## [The exercise]
Write out all of the entries that follow, word for word, but skip the pictures.

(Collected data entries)
— Begin —

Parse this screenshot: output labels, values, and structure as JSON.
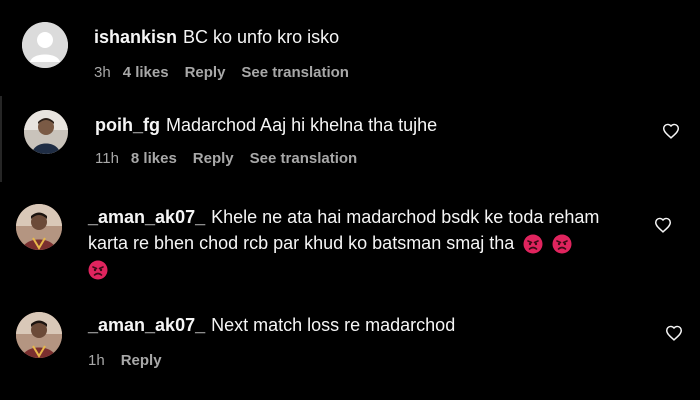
{
  "comments": [
    {
      "username": "ishankisn",
      "text": "BC ko unfo kro isko",
      "time": "3h",
      "likes": "4 likes",
      "reply": "Reply",
      "translation": "See translation"
    },
    {
      "username": "poih_fg",
      "text": "Madarchod Aaj hi khelna tha tujhe",
      "time": "11h",
      "likes": "8 likes",
      "reply": "Reply",
      "translation": "See translation"
    },
    {
      "username": "_aman_ak07_",
      "text_line1": "Khele ne ata hai madarchod bsdk ke toda reham",
      "text_line2": "karta re bhen chod rcb par khud ko batsman smaj tha"
    },
    {
      "username": "_aman_ak07_",
      "text": "Next match loss re madarchod",
      "time": "1h",
      "reply": "Reply"
    }
  ],
  "icons": {
    "like": "heart-outline-icon",
    "emoji": "angry-face-emoji"
  },
  "colors": {
    "background": "#000000",
    "text": "#f5f5f5",
    "meta": "#a8a8a8",
    "angry_emoji": "#e0245e"
  }
}
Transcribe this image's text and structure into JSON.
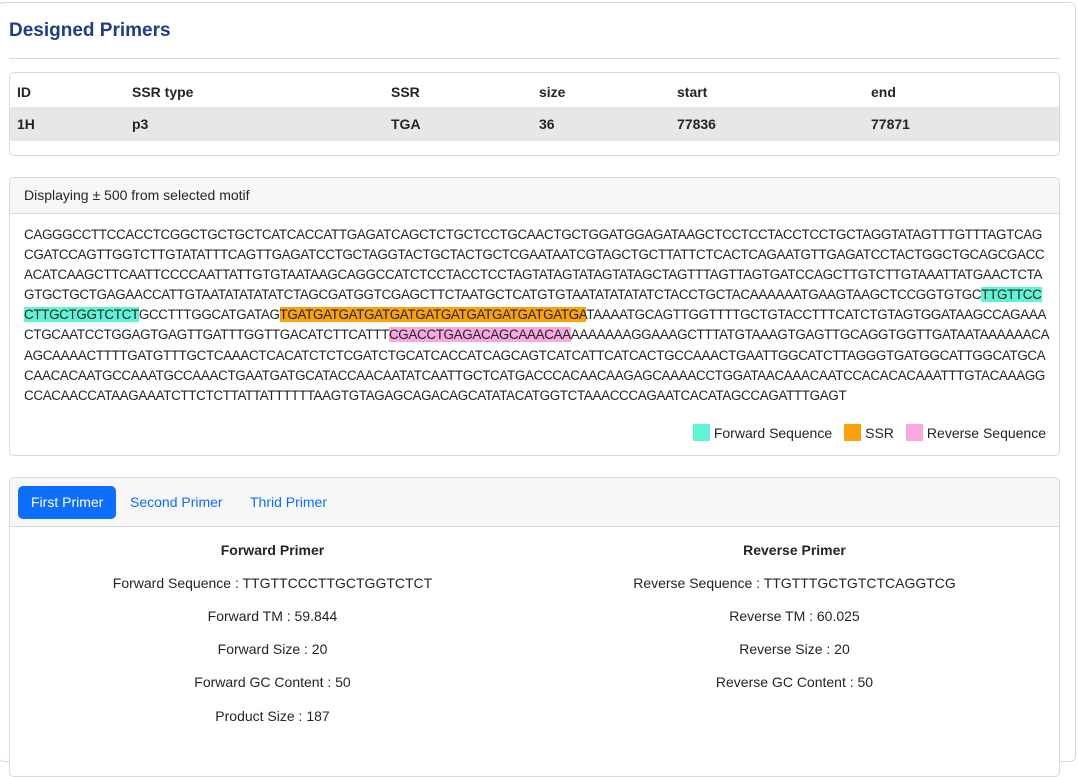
{
  "page_title": "Designed Primers",
  "table": {
    "headers": [
      "ID",
      "SSR type",
      "SSR",
      "size",
      "start",
      "end"
    ],
    "row": [
      "1H",
      "p3",
      "TGA",
      "36",
      "77836",
      "77871"
    ]
  },
  "sequence": {
    "header": "Displaying ± 500 from selected motif",
    "pre": "CAGGGCCTTCCACCTCGGCTGCTGCTCATCACCATTGAGATCAGCTCTGCTCCTGCAACTGCTGGATGGAGATAAGCTCCTCCTACCTCCTGCTAGGTATAGTTTGTTTAGTCAGCGATCCAGTTGGTCTTGTATATTTCAGTTGAGATCCTGCTAGGTACTGCTACTGCTCGAATAATCGTAGCTGCTTATTCTCACTCAGAATGTTGAGATCCTACTGGCTGCAGCGACCACATCAAGCTTCAATTCCCCAATTATTGTGTAATAAGCAGGCCATCTCCTACCTCCTAGTATAGTATAGTATAGCTAGTTTAGTTAGTGATCCAGCTTGTCTTGTAAATTATGAACTCTAGTGCTGCTGAGAACCATTGTAATATATATATCTAGCGATGGTCGAGCTTCTAATGCTCATGTGTAATATATATATCTACCTGCTACAAAAAATGAAGTAAGCTCCGGTGTGC",
    "forward": "TTGTTCCCTTGCTGGTCTCT",
    "mid1": "GCCTTTGGCATGATAG",
    "ssr": "TGATGATGATGATGATGATGATGATGATGATGATGA",
    "mid2": "TAAAATGCAGTTGGTTTTGCTGTACCTTTCATCTGTAGTGGATAAGCCAGAAACTGCAATCCTGGAGTGAGTTGATTTGGTTGACATCTTCATTT",
    "reverse": "CGACCTGAGACAGCAAACAA",
    "post": "AAAAAAAGGAAAGCTTTATGTAAAGTGAGTTGCAGGTGGTTGATAATAAAAAACAAGCAAAACTTTTGATGTTTGCTCAAACTCACATCTCTCGATCTGCATCACCATCAGCAGTCATCATTCATCACTGCCAAACTGAATTGGCATCTTAGGGTGATGGCATTGGCATGCACAACACAATGCCAAATGCCAAACTGAATGATGCATACCAACAATATCAATTGCTCATGACCCACAACAAGAGCAAAACCTGGATAACAAACAATCCACACACAAATTTGTACAAAGGCCACAACCATAAGAAATCTTCTCTTATTATTTTTTAAGTGTAGAGCAGACAGCATATACATGGTCTAAACCCAGAATCACATAGCCAGATTTGAGT"
  },
  "legend": {
    "forward": "Forward Sequence",
    "ssr": "SSR",
    "reverse": "Reverse Sequence",
    "colors": {
      "forward": "#5ff5d4",
      "ssr": "#f9a20b",
      "reverse": "#f8a8dc"
    }
  },
  "tabs": [
    "First Primer",
    "Second Primer",
    "Thrid Primer"
  ],
  "forward_primer": {
    "heading": "Forward Primer",
    "sequence": "Forward Sequence : TTGTTCCCTTGCTGGTCTCT",
    "tm": "Forward TM : 59.844",
    "size": "Forward Size : 20",
    "gc": "Forward GC Content : 50",
    "product": "Product Size : 187"
  },
  "reverse_primer": {
    "heading": "Reverse Primer",
    "sequence": "Reverse Sequence : TTGTTTGCTGTCTCAGGTCG",
    "tm": "Reverse TM : 60.025",
    "size": "Reverse Size : 20",
    "gc": "Reverse GC Content : 50"
  }
}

— End —

## [Exercise result]
Parse this screenshot: output labels, values, and structure as JSON.
{
  "comments": [
    {
      "username": "ishankisn",
      "text": "BC ko unfo kro isko",
      "time": "3h",
      "likes": "4 likes",
      "reply": "Reply",
      "translation": "See translation"
    },
    {
      "username": "poih_fg",
      "text": "Madarchod Aaj hi khelna tha tujhe",
      "time": "11h",
      "likes": "8 likes",
      "reply": "Reply",
      "translation": "See translation"
    },
    {
      "username": "_aman_ak07_",
      "text_line1": "Khele ne ata hai madarchod bsdk ke toda reham",
      "text_line2": "karta re bhen chod rcb par khud ko batsman smaj tha"
    },
    {
      "username": "_aman_ak07_",
      "text": "Next match loss re madarchod",
      "time": "1h",
      "reply": "Reply"
    }
  ],
  "icons": {
    "like": "heart-outline-icon",
    "emoji": "angry-face-emoji"
  },
  "colors": {
    "background": "#000000",
    "text": "#f5f5f5",
    "meta": "#a8a8a8",
    "angry_emoji": "#e0245e"
  }
}
Transcribe this image's text and structure into JSON.
{
  "page_title": "Designed Primers",
  "table": {
    "headers": [
      "ID",
      "SSR type",
      "SSR",
      "size",
      "start",
      "end"
    ],
    "row": [
      "1H",
      "p3",
      "TGA",
      "36",
      "77836",
      "77871"
    ]
  },
  "sequence": {
    "header": "Displaying ± 500 from selected motif",
    "pre": "CAGGGCCTTCCACCTCGGCTGCTGCTCATCACCATTGAGATCAGCTCTGCTCCTGCAACTGCTGGATGGAGATAAGCTCCTCCTACCTCCTGCTAGGTATAGTTTGTTTAGTCAGCGATCCAGTTGGTCTTGTATATTTCAGTTGAGATCCTGCTAGGTACTGCTACTGCTCGAATAATCGTAGCTGCTTATTCTCACTCAGAATGTTGAGATCCTACTGGCTGCAGCGACCACATCAAGCTTCAATTCCCCAATTATTGTGTAATAAGCAGGCCATCTCCTACCTCCTAGTATAGTATAGTATAGCTAGTTTAGTTAGTGATCCAGCTTGTCTTGTAAATTATGAACTCTAGTGCTGCTGAGAACCATTGTAATATATATATCTAGCGATGGTCGAGCTTCTAATGCTCATGTGTAATATATATATCTACCTGCTACAAAAAATGAAGTAAGCTCCGGTGTGC",
    "forward": "TTGTTCCCTTGCTGGTCTCT",
    "mid1": "GCCTTTGGCATGATAG",
    "ssr": "TGATGATGATGATGATGATGATGATGATGATGATGA",
    "mid2": "TAAAATGCAGTTGGTTTTGCTGTACCTTTCATCTGTAGTGGATAAGCCAGAAACTGCAATCCTGGAGTGAGTTGATTTGGTTGACATCTTCATTT",
    "reverse": "CGACCTGAGACAGCAAACAA",
    "post": "AAAAAAAGGAAAGCTTTATGTAAAGTGAGTTGCAGGTGGTTGATAATAAAAAACAAGCAAAACTTTTGATGTTTGCTCAAACTCACATCTCTCGATCTGCATCACCATCAGCAGTCATCATTCATCACTGCCAAACTGAATTGGCATCTTAGGGTGATGGCATTGGCATGCACAACACAATGCCAAATGCCAAACTGAATGATGCATACCAACAATATCAATTGCTCATGACCCACAACAAGAGCAAAACCTGGATAACAAACAATCCACACACAAATTTGTACAAAGGCCACAACCATAAGAAATCTTCTCTTATTATTTTTTAAGTGTAGAGCAGACAGCATATACATGGTCTAAACCCAGAATCACATAGCCAGATTTGAGT"
  },
  "legend": {
    "forward": "Forward Sequence",
    "ssr": "SSR",
    "reverse": "Reverse Sequence",
    "colors": {
      "forward": "#5ff5d4",
      "ssr": "#f9a20b",
      "reverse": "#f8a8dc"
    }
  },
  "tabs": [
    "First Primer",
    "Second Primer",
    "Thrid Primer"
  ],
  "forward_primer": {
    "heading": "Forward Primer",
    "sequence": "Forward Sequence : TTGTTCCCTTGCTGGTCTCT",
    "tm": "Forward TM : 59.844",
    "size": "Forward Size : 20",
    "gc": "Forward GC Content : 50",
    "product": "Product Size : 187"
  },
  "reverse_primer": {
    "heading": "Reverse Primer",
    "sequence": "Reverse Sequence : TTGTTTGCTGTCTCAGGTCG",
    "tm": "Reverse TM : 60.025",
    "size": "Reverse Size : 20",
    "gc": "Reverse GC Content : 50"
  }
}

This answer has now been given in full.